> [Stored data entries]
* * * *

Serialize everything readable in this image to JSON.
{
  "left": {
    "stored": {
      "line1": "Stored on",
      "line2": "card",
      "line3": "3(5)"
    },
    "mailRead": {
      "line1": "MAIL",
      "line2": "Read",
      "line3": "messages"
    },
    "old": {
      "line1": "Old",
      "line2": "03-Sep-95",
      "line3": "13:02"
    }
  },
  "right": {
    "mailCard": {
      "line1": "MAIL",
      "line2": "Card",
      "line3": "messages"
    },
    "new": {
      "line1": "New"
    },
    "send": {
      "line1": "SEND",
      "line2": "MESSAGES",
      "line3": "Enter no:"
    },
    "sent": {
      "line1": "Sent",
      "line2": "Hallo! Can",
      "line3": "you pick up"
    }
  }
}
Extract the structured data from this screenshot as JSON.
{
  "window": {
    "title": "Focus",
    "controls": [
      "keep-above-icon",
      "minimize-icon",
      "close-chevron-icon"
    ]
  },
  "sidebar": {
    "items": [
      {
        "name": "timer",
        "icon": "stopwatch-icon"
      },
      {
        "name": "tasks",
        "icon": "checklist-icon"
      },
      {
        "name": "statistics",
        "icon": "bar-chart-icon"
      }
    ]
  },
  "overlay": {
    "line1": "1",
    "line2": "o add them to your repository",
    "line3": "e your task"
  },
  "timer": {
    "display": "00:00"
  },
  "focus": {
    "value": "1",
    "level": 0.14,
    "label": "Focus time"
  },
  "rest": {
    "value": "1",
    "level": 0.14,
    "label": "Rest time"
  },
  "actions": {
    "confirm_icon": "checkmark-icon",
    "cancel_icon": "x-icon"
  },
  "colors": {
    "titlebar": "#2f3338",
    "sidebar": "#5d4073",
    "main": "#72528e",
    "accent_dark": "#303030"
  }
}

* * * *

> [Task] Please restate the records in full, word for word.

> [Exercise answer]
Serialize everything readable in this image to JSON.
{
  "left": {
    "stored": {
      "line1": "Stored on",
      "line2": "card",
      "line3": "3(5)"
    },
    "mailRead": {
      "line1": "MAIL",
      "line2": "Read",
      "line3": "messages"
    },
    "old": {
      "line1": "Old",
      "line2": "03-Sep-95",
      "line3": "13:02"
    }
  },
  "right": {
    "mailCard": {
      "line1": "MAIL",
      "line2": "Card",
      "line3": "messages"
    },
    "new": {
      "line1": "New"
    },
    "send": {
      "line1": "SEND",
      "line2": "MESSAGES",
      "line3": "Enter no:"
    },
    "sent": {
      "line1": "Sent",
      "line2": "Hallo! Can",
      "line3": "you pick up"
    }
  }
}
Extract the structured data from this screenshot as JSON.
{
  "window": {
    "title": "Focus",
    "controls": [
      "keep-above-icon",
      "minimize-icon",
      "close-chevron-icon"
    ]
  },
  "sidebar": {
    "items": [
      {
        "name": "timer",
        "icon": "stopwatch-icon"
      },
      {
        "name": "tasks",
        "icon": "checklist-icon"
      },
      {
        "name": "statistics",
        "icon": "bar-chart-icon"
      }
    ]
  },
  "overlay": {
    "line1": "1",
    "line2": "o add them to your repository",
    "line3": "e your task"
  },
  "timer": {
    "display": "00:00"
  },
  "focus": {
    "value": "1",
    "level": 0.14,
    "label": "Focus time"
  },
  "rest": {
    "value": "1",
    "level": 0.14,
    "label": "Rest time"
  },
  "actions": {
    "confirm_icon": "checkmark-icon",
    "cancel_icon": "x-icon"
  },
  "colors": {
    "titlebar": "#2f3338",
    "sidebar": "#5d4073",
    "main": "#72528e",
    "accent_dark": "#303030"
  }
}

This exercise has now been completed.